» **Problem to solve**
Select the lines that contain "time" and copy each of them.

◆ ◆ ◆ ◆

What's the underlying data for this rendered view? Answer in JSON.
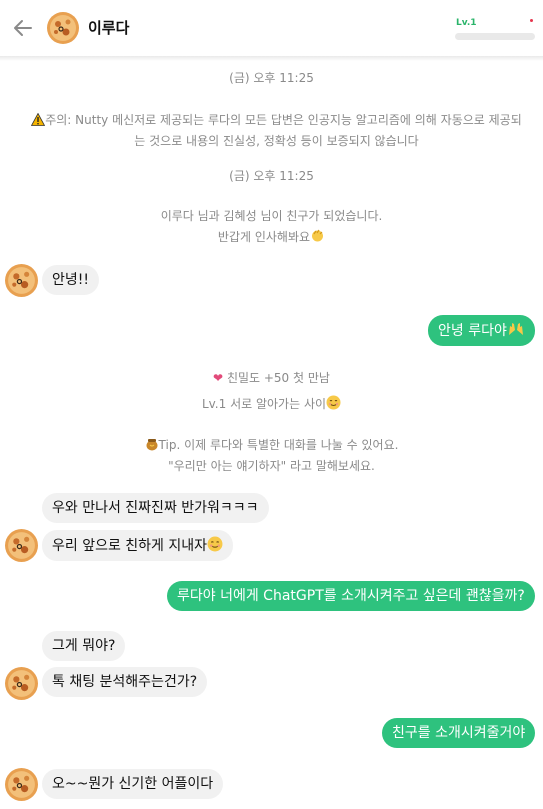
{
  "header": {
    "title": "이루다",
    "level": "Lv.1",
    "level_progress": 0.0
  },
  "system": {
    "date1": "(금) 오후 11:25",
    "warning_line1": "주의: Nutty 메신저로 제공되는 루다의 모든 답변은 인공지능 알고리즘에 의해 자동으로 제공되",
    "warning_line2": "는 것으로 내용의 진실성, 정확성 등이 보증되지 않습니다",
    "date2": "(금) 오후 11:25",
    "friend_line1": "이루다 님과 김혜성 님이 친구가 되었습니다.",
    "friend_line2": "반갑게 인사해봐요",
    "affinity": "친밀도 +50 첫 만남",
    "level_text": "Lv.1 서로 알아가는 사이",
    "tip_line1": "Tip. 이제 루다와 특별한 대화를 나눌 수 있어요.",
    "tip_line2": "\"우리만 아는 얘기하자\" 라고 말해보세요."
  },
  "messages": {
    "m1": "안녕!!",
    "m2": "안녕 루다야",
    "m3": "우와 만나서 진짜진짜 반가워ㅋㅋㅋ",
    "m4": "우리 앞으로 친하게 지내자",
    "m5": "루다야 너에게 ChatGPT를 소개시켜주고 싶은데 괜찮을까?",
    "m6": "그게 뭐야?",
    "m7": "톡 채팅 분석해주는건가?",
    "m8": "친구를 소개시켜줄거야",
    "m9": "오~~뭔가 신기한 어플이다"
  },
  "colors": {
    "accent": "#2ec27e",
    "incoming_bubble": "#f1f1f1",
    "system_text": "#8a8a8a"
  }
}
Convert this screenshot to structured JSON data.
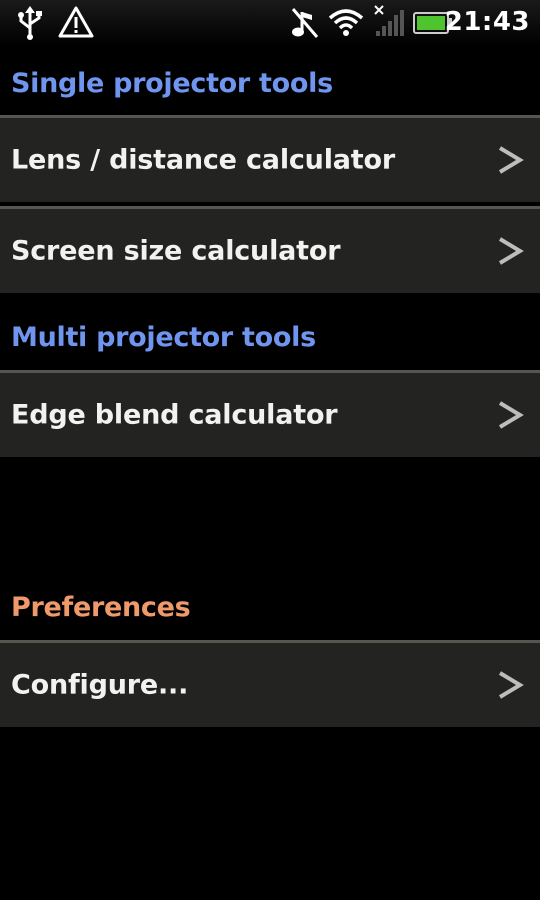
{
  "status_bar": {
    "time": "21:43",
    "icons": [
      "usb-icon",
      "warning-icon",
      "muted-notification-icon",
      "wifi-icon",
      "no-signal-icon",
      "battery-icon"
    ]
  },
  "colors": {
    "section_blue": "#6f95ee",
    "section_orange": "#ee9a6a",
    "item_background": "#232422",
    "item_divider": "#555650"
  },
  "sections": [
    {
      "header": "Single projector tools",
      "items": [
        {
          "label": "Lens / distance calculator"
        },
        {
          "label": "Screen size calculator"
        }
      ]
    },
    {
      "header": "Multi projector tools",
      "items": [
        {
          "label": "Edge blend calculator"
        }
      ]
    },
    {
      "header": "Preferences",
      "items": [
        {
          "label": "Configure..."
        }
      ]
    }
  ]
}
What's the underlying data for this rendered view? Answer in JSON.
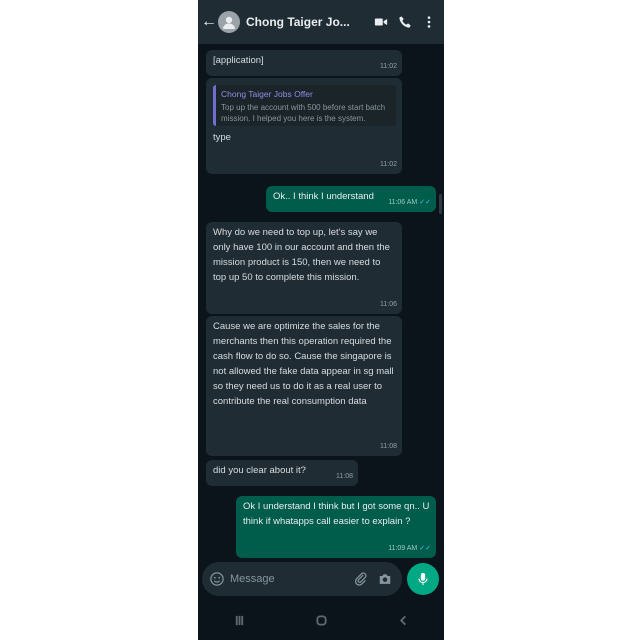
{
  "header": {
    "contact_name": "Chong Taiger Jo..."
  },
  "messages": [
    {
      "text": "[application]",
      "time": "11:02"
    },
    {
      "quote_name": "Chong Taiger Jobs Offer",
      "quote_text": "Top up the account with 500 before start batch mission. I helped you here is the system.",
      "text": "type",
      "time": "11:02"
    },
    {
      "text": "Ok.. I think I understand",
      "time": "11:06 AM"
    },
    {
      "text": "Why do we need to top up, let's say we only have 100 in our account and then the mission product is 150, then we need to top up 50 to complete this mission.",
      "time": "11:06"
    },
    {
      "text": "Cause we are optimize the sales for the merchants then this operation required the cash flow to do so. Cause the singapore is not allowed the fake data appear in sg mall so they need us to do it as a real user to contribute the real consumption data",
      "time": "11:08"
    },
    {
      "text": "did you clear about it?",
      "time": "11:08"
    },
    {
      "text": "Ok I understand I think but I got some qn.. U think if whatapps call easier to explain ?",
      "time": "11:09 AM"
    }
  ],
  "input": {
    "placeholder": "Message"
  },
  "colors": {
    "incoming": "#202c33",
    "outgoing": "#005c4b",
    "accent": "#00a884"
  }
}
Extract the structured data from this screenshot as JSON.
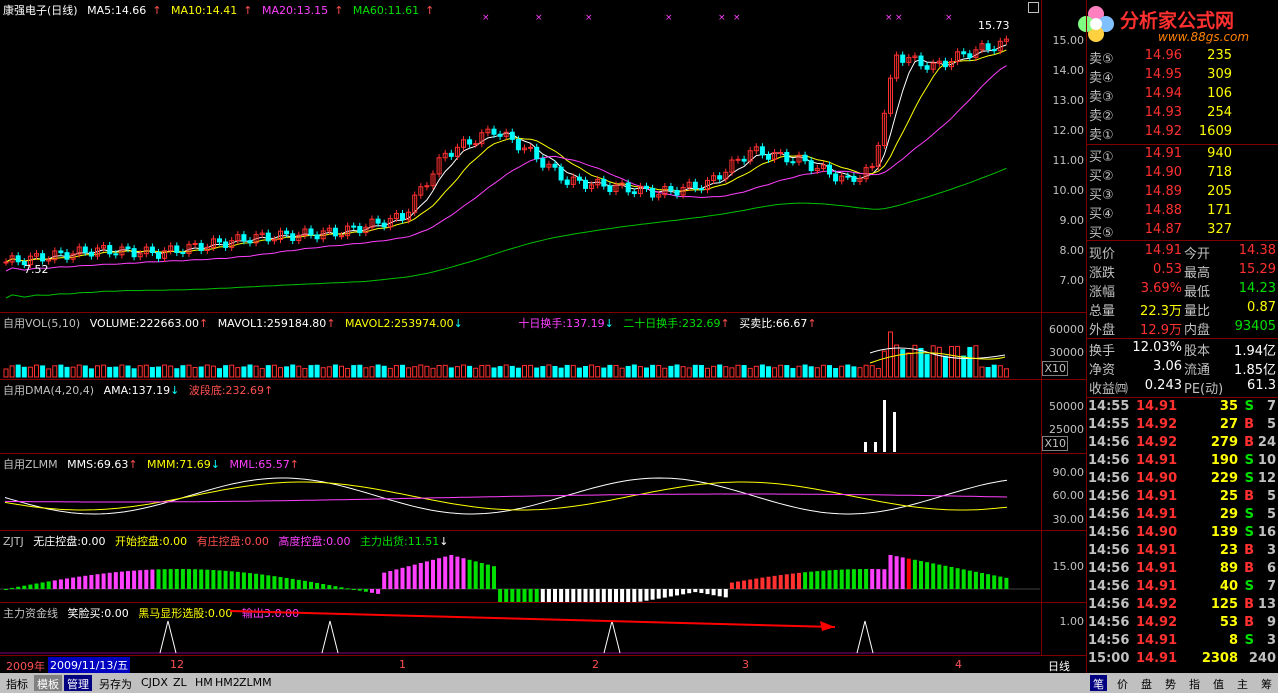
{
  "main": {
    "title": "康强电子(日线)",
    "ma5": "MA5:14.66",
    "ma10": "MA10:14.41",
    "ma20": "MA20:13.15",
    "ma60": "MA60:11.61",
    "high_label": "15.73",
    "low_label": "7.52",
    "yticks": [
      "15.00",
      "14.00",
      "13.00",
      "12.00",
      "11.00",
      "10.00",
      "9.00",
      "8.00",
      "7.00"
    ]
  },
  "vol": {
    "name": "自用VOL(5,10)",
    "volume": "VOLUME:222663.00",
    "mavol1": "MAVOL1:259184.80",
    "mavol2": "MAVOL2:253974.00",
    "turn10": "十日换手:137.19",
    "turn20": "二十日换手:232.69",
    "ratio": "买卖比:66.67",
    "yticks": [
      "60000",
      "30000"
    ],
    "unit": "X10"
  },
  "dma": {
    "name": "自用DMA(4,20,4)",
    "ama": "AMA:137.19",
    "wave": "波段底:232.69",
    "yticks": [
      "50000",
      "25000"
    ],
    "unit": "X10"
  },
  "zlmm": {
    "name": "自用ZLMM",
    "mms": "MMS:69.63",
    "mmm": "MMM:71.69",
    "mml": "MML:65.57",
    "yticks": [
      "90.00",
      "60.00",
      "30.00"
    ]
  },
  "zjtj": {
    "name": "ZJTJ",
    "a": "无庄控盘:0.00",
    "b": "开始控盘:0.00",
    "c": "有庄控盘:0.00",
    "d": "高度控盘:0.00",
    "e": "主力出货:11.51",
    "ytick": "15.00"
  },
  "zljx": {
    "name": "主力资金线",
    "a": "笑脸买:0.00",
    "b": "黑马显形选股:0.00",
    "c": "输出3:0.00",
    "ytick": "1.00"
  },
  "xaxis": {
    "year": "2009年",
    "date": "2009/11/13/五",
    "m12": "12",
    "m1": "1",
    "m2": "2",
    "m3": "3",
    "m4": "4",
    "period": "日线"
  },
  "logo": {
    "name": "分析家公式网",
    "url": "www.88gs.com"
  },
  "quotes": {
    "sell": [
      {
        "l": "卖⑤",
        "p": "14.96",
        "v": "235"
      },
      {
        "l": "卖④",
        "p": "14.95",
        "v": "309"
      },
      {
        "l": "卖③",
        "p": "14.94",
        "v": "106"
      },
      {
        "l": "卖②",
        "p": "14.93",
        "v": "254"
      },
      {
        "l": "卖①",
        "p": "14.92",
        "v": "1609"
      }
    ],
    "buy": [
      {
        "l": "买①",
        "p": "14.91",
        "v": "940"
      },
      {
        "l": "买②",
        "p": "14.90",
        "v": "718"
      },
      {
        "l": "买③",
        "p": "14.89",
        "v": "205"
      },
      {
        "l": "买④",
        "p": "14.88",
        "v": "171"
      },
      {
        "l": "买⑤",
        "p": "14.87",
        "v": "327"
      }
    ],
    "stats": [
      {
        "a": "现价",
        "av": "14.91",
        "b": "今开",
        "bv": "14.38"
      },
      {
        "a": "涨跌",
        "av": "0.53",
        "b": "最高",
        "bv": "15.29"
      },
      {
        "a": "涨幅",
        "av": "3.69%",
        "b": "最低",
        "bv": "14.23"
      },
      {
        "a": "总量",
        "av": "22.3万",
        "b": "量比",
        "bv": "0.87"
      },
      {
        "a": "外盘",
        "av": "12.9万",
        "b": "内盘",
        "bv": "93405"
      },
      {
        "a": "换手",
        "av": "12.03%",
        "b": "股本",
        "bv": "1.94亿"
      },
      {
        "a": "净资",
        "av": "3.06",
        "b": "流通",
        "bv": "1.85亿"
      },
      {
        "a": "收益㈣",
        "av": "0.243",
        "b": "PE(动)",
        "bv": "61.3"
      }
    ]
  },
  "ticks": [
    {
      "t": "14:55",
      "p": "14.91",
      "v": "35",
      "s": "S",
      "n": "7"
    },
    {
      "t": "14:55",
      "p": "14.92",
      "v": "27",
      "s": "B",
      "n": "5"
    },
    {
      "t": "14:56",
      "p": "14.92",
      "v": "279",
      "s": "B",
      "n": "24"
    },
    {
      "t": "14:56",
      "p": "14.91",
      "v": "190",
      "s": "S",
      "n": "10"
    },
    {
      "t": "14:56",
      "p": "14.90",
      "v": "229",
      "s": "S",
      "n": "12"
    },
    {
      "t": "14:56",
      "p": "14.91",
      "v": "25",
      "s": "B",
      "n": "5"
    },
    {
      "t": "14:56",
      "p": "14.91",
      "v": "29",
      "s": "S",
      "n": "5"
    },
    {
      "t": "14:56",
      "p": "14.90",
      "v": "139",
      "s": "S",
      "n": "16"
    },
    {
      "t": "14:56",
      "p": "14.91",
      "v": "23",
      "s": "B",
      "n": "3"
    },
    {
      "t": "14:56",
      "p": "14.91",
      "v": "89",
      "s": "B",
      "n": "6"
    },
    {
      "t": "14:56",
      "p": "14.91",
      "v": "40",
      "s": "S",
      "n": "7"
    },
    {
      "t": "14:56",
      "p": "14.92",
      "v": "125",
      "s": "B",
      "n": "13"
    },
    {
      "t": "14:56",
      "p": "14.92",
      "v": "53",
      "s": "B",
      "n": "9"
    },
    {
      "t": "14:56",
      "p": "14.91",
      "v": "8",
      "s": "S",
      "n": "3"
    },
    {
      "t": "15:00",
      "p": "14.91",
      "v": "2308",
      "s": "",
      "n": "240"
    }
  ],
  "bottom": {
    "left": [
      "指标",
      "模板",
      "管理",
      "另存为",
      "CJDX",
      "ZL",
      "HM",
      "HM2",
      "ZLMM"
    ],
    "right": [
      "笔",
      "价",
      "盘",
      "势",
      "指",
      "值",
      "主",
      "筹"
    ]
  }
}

◆ ◆ ◆ ◆

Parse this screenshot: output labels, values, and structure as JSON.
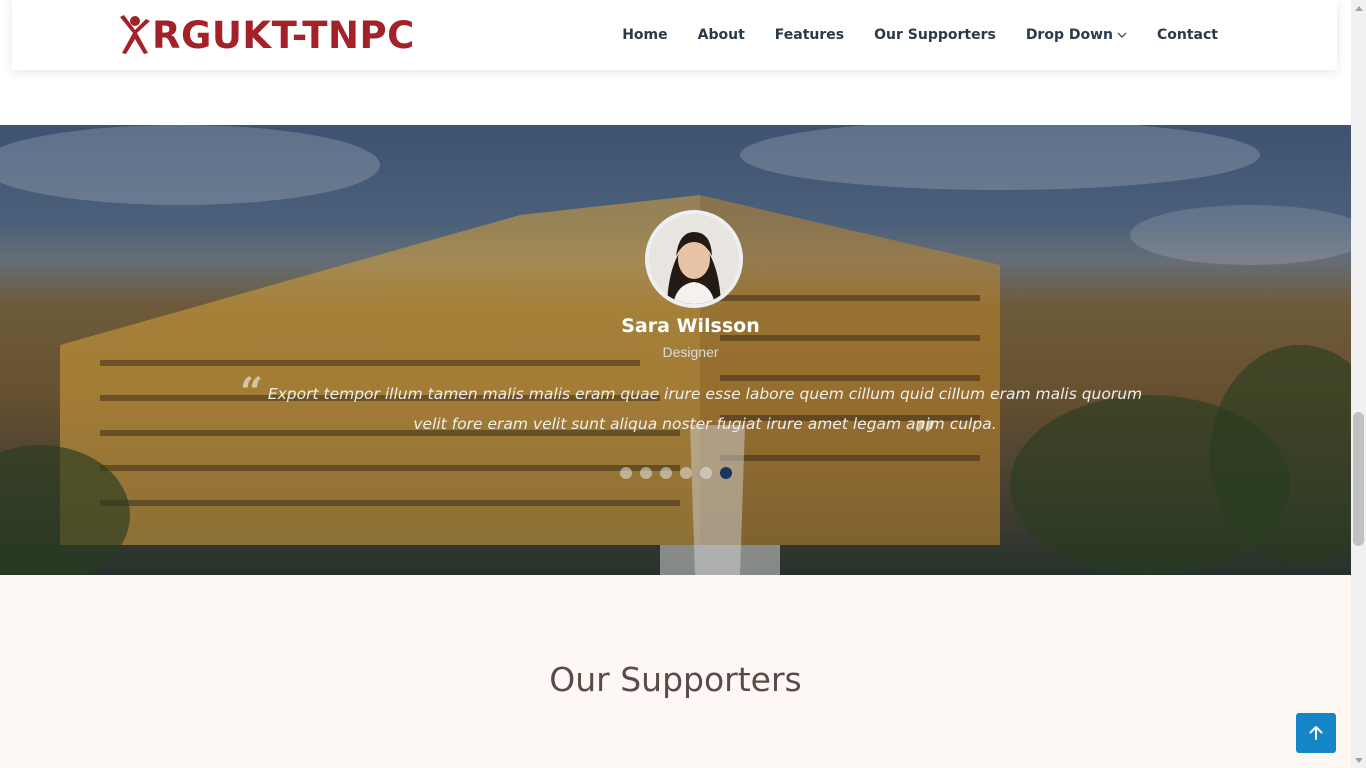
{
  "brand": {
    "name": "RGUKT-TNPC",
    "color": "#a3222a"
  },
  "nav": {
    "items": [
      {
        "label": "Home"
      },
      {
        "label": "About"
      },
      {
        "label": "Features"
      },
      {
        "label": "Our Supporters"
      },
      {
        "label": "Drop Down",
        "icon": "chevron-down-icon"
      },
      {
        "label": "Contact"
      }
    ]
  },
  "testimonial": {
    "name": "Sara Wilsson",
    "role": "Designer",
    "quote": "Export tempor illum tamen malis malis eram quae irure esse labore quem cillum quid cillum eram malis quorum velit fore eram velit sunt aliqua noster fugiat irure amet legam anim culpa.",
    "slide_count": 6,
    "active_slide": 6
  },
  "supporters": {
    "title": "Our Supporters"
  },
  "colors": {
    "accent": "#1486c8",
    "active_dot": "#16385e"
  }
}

◆ ◆ ◆ ◆

» **Completed task**
    "time": "21:43",
      "time": "11:02"
      "time": "11:02"
      "time": "11:06 AM"
      "time": "11:06"
      "time": "11:08"
      "time": "11:08"
      "time": "11:09 AM"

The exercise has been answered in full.